[start of RECORDED INFORMATION]

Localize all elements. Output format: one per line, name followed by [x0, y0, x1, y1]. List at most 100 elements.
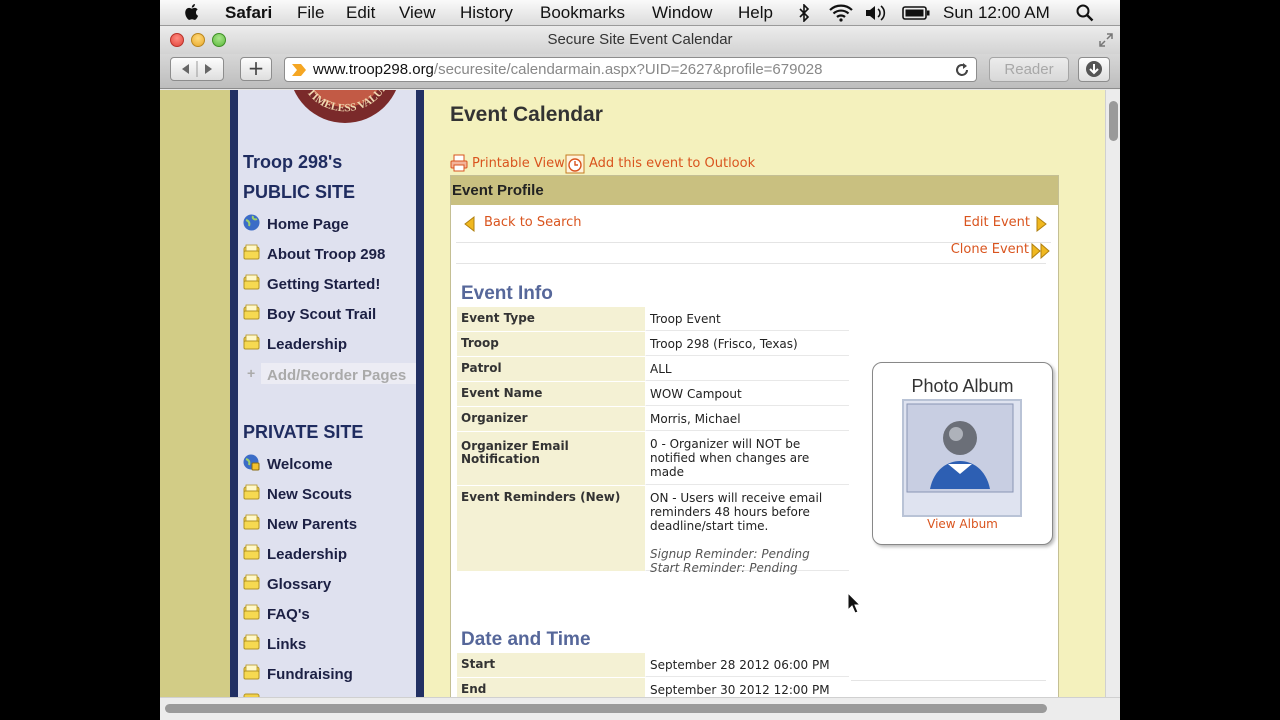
new-tab-button[interactable]: + — [240, 57, 272, 81]
sidebar-item-label: FAQ's — [267, 606, 310, 623]
window-title: Secure Site Event Calendar — [547, 31, 733, 48]
row-value: WOW Campout — [645, 382, 849, 406]
mouse-cursor-icon — [847, 592, 861, 614]
start-reminder-status: Start Reminder: Pending — [650, 561, 798, 575]
reload-icon[interactable] — [954, 62, 970, 78]
sidebar-border-left — [230, 90, 238, 697]
printer-icon — [450, 154, 468, 172]
sidebar-item-label: Home Page — [267, 216, 349, 233]
download-icon — [1086, 61, 1102, 77]
sidebar-item-label: New Scouts — [267, 486, 353, 503]
printable-view-link[interactable]: Printable View — [450, 154, 565, 172]
menu-window[interactable]: Window — [652, 3, 712, 23]
folder-icon — [243, 334, 260, 350]
sidebar-item-label: Boy Scout Trail — [267, 306, 377, 323]
clock[interactable]: Sun 12:00 AM — [943, 3, 1050, 23]
menu-bookmarks[interactable]: Bookmarks — [540, 3, 625, 23]
fullscreen-icon[interactable] — [1098, 32, 1114, 48]
vertical-scroll-thumb[interactable] — [1109, 101, 1118, 141]
public-heading-1: Troop 298's — [243, 152, 343, 172]
menu-file[interactable]: File — [297, 3, 324, 23]
row-label: Patrol — [457, 357, 645, 381]
sidebar-item-label: Glossary — [267, 576, 332, 593]
battery-icon[interactable] — [902, 6, 930, 20]
sidebar-item-label: Welcome — [267, 456, 333, 473]
row-value: ON - Users will receive email reminders … — [645, 486, 849, 575]
clone-event-link[interactable]: Clone Event — [951, 242, 1055, 260]
folder-icon — [243, 604, 260, 620]
user-silhouette-icon — [904, 401, 1020, 515]
edit-event-link[interactable]: Edit Event — [962, 215, 1054, 233]
sidebar-item-label: Leadership — [267, 336, 348, 353]
web-page: TIMELESS VALUES Troop 298's PUBLIC SITE … — [160, 90, 1105, 697]
row-label: Troop — [457, 332, 645, 356]
folder-icon — [243, 274, 260, 290]
screen: Safari File Edit View History Bookmarks … — [160, 0, 1120, 720]
apple-icon[interactable] — [182, 2, 202, 22]
table-row: Organizer Email Notification 0 - Organiz… — [457, 432, 849, 486]
spotlight-search-icon[interactable] — [1076, 4, 1094, 22]
address-bar[interactable]: www.troop298.org/securesite/calendarmain… — [284, 57, 977, 82]
url-path: /securesite/calendarmain.aspx?UID=2627&p… — [433, 61, 823, 78]
back-forward-buttons[interactable] — [170, 57, 224, 81]
table-row: End September 30 2012 12:00 PM — [457, 678, 849, 697]
folder-icon — [243, 484, 260, 500]
reader-button[interactable]: Reader — [989, 57, 1069, 82]
volume-icon[interactable] — [865, 5, 887, 21]
menu-history[interactable]: History — [460, 3, 513, 23]
edit-event-label: Edit Event — [963, 215, 1030, 230]
menu-edit[interactable]: Edit — [346, 3, 375, 23]
row-value: Troop 298 (Frisco, Texas) — [645, 332, 849, 356]
wifi-icon[interactable] — [828, 4, 854, 22]
plus-icon: + — [247, 365, 256, 381]
forward-arrow-icon — [1036, 216, 1047, 232]
row-label: Event Name — [457, 382, 645, 406]
row-value: September 30 2012 12:00 PM — [645, 678, 849, 697]
folder-icon — [243, 304, 260, 320]
sidebar-item-label: New Parents — [267, 516, 358, 533]
folder-icon — [243, 244, 260, 260]
photo-album-card: Photo Album View Album — [872, 362, 1053, 545]
row-label: Organizer — [457, 407, 645, 431]
sidebar-item-label: Links — [267, 636, 307, 653]
public-heading-2: PUBLIC SITE — [243, 182, 356, 202]
page-title: Event Calendar — [450, 103, 603, 126]
sidebar-item-label: Getting Started! — [267, 276, 381, 293]
sidebar-item-label: Leadership — [267, 546, 348, 563]
table-row: Patrol ALL — [457, 357, 849, 382]
folder-icon — [243, 574, 260, 590]
event-info-title: Event Info — [461, 283, 553, 304]
clock-calendar-icon — [565, 154, 585, 174]
bluetooth-icon[interactable] — [798, 4, 810, 22]
row-value: Morris, Michael — [645, 407, 849, 431]
printable-view-label: Printable View — [472, 156, 565, 171]
album-thumbnail[interactable] — [902, 399, 1022, 517]
vertical-scrollbar[interactable] — [1105, 90, 1120, 697]
troop-logo: TIMELESS VALUES — [293, 90, 397, 123]
site-favicon-icon — [292, 64, 306, 76]
table-row: Troop Troop 298 (Frisco, Texas) — [457, 332, 849, 357]
horizontal-scrollbar[interactable] — [160, 697, 1120, 720]
folder-icon — [243, 514, 260, 530]
menu-view[interactable]: View — [399, 3, 436, 23]
add-to-outlook-link[interactable]: Add this event to Outlook — [565, 154, 756, 174]
downloads-button[interactable] — [1078, 57, 1110, 82]
table-row: Event Type Troop Event — [457, 307, 849, 332]
divider — [456, 263, 1046, 264]
signup-reminder-status: Signup Reminder: Pending — [650, 547, 810, 561]
view-album-link[interactable]: View Album — [873, 517, 1052, 531]
event-profile-header: Event Profile — [451, 176, 1058, 205]
reminder-text: ON - Users will receive email reminders … — [650, 491, 823, 533]
browser-toolbar: + www.troop298.org/securesite/calendarma… — [160, 54, 1120, 89]
table-row: Start September 28 2012 06:00 PM — [457, 653, 849, 678]
url-host: www.troop298.org — [313, 61, 434, 78]
menu-help[interactable]: Help — [738, 3, 773, 23]
add-to-outlook-label: Add this event to Outlook — [589, 156, 756, 171]
horizontal-scroll-thumb[interactable] — [165, 704, 1047, 713]
menu-bar: Safari File Edit View History Bookmarks … — [160, 0, 1120, 26]
event-profile-panel: Event Profile Back to Search Edit Event … — [450, 175, 1059, 697]
table-row: Event Reminders (New) ON - Users will re… — [457, 486, 849, 575]
row-label: Start — [457, 653, 645, 677]
row-label: End — [457, 678, 645, 697]
menu-app[interactable]: Safari — [225, 3, 272, 23]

[end of RECORDED INFORMATION]

(INSTRUCTIONS FOR THE TASK) Reproduce every line of the listing above without changes, leaving out the picture.

(SOLUTION TO THIS EXERCISE)
Localize all elements. Output format: one per line, name followed by [x0, y0, x1, y1]. List at most 100 elements.
new-tab-button[interactable]: + — [240, 57, 272, 81]
sidebar-item-label: FAQ's — [267, 606, 310, 623]
window-title: Secure Site Event Calendar — [547, 31, 733, 48]
row-value: WOW Campout — [645, 382, 849, 406]
mouse-cursor-icon — [847, 592, 861, 614]
start-reminder-status: Start Reminder: Pending — [650, 561, 798, 575]
reload-icon[interactable] — [954, 62, 970, 78]
sidebar-border-left — [230, 90, 238, 697]
printer-icon — [450, 154, 468, 172]
sidebar-item-label: Home Page — [267, 216, 349, 233]
download-icon — [1086, 61, 1102, 77]
sidebar-item-label: New Scouts — [267, 486, 353, 503]
printable-view-link[interactable]: Printable View — [450, 154, 565, 172]
menu-window[interactable]: Window — [652, 3, 712, 23]
folder-icon — [243, 334, 260, 350]
sidebar-item-label: Boy Scout Trail — [267, 306, 377, 323]
clock[interactable]: Sun 12:00 AM — [943, 3, 1050, 23]
menu-bookmarks[interactable]: Bookmarks — [540, 3, 625, 23]
fullscreen-icon[interactable] — [1098, 32, 1114, 48]
vertical-scroll-thumb[interactable] — [1109, 101, 1118, 141]
public-heading-1: Troop 298's — [243, 152, 343, 172]
menu-file[interactable]: File — [297, 3, 324, 23]
row-label: Patrol — [457, 357, 645, 381]
sidebar-item-label: Glossary — [267, 576, 332, 593]
battery-icon[interactable] — [902, 6, 930, 20]
sidebar-item-label: Welcome — [267, 456, 333, 473]
row-value: ON - Users will receive email reminders … — [645, 486, 849, 575]
clone-event-link[interactable]: Clone Event — [951, 242, 1055, 260]
folder-icon — [243, 604, 260, 620]
user-silhouette-icon — [904, 401, 1020, 515]
edit-event-link[interactable]: Edit Event — [962, 215, 1054, 233]
sidebar-item-label: Leadership — [267, 336, 348, 353]
web-page: TIMELESS VALUES Troop 298's PUBLIC SITE … — [160, 90, 1105, 697]
row-label: Troop — [457, 332, 645, 356]
folder-icon — [243, 274, 260, 290]
screen: Safari File Edit View History Bookmarks … — [160, 0, 1120, 720]
apple-icon[interactable] — [182, 2, 202, 22]
table-row: Organizer Email Notification 0 - Organiz… — [457, 432, 849, 486]
spotlight-search-icon[interactable] — [1076, 4, 1094, 22]
address-bar[interactable]: www.troop298.org/securesite/calendarmain… — [284, 57, 977, 82]
url-path: /securesite/calendarmain.aspx?UID=2627&p… — [433, 61, 823, 78]
back-forward-buttons[interactable] — [170, 57, 224, 81]
table-row: End September 30 2012 12:00 PM — [457, 678, 849, 697]
folder-icon — [243, 484, 260, 500]
reader-button[interactable]: Reader — [989, 57, 1069, 82]
volume-icon[interactable] — [865, 5, 887, 21]
menu-history[interactable]: History — [460, 3, 513, 23]
edit-event-label: Edit Event — [963, 215, 1030, 230]
menu-edit[interactable]: Edit — [346, 3, 375, 23]
row-value: Troop 298 (Frisco, Texas) — [645, 332, 849, 356]
wifi-icon[interactable] — [828, 4, 854, 22]
plus-icon: + — [247, 365, 256, 381]
forward-arrow-icon — [1036, 216, 1047, 232]
row-label: Event Name — [457, 382, 645, 406]
row-value: September 30 2012 12:00 PM — [645, 678, 849, 697]
folder-icon — [243, 304, 260, 320]
sidebar-item-label: New Parents — [267, 516, 358, 533]
folder-icon — [243, 244, 260, 260]
photo-album-card: Photo Album View Album — [872, 362, 1053, 545]
row-label: Organizer — [457, 407, 645, 431]
sidebar-item-label: Links — [267, 636, 307, 653]
public-heading-2: PUBLIC SITE — [243, 182, 356, 202]
page-title: Event Calendar — [450, 103, 603, 126]
sidebar-item-label: Getting Started! — [267, 276, 381, 293]
sidebar-item-label: Leadership — [267, 546, 348, 563]
table-row: Patrol ALL — [457, 357, 849, 382]
folder-icon — [243, 574, 260, 590]
event-info-title: Event Info — [461, 283, 553, 304]
clock-calendar-icon — [565, 154, 585, 174]
bluetooth-icon[interactable] — [798, 4, 810, 22]
row-value: Morris, Michael — [645, 407, 849, 431]
printable-view-label: Printable View — [472, 156, 565, 171]
album-thumbnail[interactable] — [902, 399, 1022, 517]
vertical-scrollbar[interactable] — [1105, 90, 1120, 697]
troop-logo: TIMELESS VALUES — [293, 90, 397, 123]
site-favicon-icon — [292, 64, 306, 76]
table-row: Troop Troop 298 (Frisco, Texas) — [457, 332, 849, 357]
horizontal-scrollbar[interactable] — [160, 697, 1120, 720]
folder-icon — [243, 514, 260, 530]
menu-view[interactable]: View — [399, 3, 436, 23]
add-to-outlook-link[interactable]: Add this event to Outlook — [565, 154, 756, 174]
downloads-button[interactable] — [1078, 57, 1110, 82]
table-row: Event Type Troop Event — [457, 307, 849, 332]
divider — [456, 263, 1046, 264]
signup-reminder-status: Signup Reminder: Pending — [650, 547, 810, 561]
view-album-link[interactable]: View Album — [873, 517, 1052, 531]
event-profile-header: Event Profile — [451, 176, 1058, 205]
reminder-text: ON - Users will receive email reminders … — [650, 491, 823, 533]
browser-toolbar: + www.troop298.org/securesite/calendarma… — [160, 54, 1120, 89]
table-row: Start September 28 2012 06:00 PM — [457, 653, 849, 678]
url-host: www.troop298.org — [313, 61, 434, 78]
menu-help[interactable]: Help — [738, 3, 773, 23]
add-to-outlook-label: Add this event to Outlook — [589, 156, 756, 171]
horizontal-scroll-thumb[interactable] — [165, 704, 1047, 713]
menu-bar: Safari File Edit View History Bookmarks … — [160, 0, 1120, 26]
event-profile-panel: Event Profile Back to Search Edit Event … — [450, 175, 1059, 697]
table-row: Event Reminders (New) ON - Users will re… — [457, 486, 849, 575]
row-label: Start — [457, 653, 645, 677]
row-label: End — [457, 678, 645, 697]
menu-app[interactable]: Safari — [225, 3, 272, 23]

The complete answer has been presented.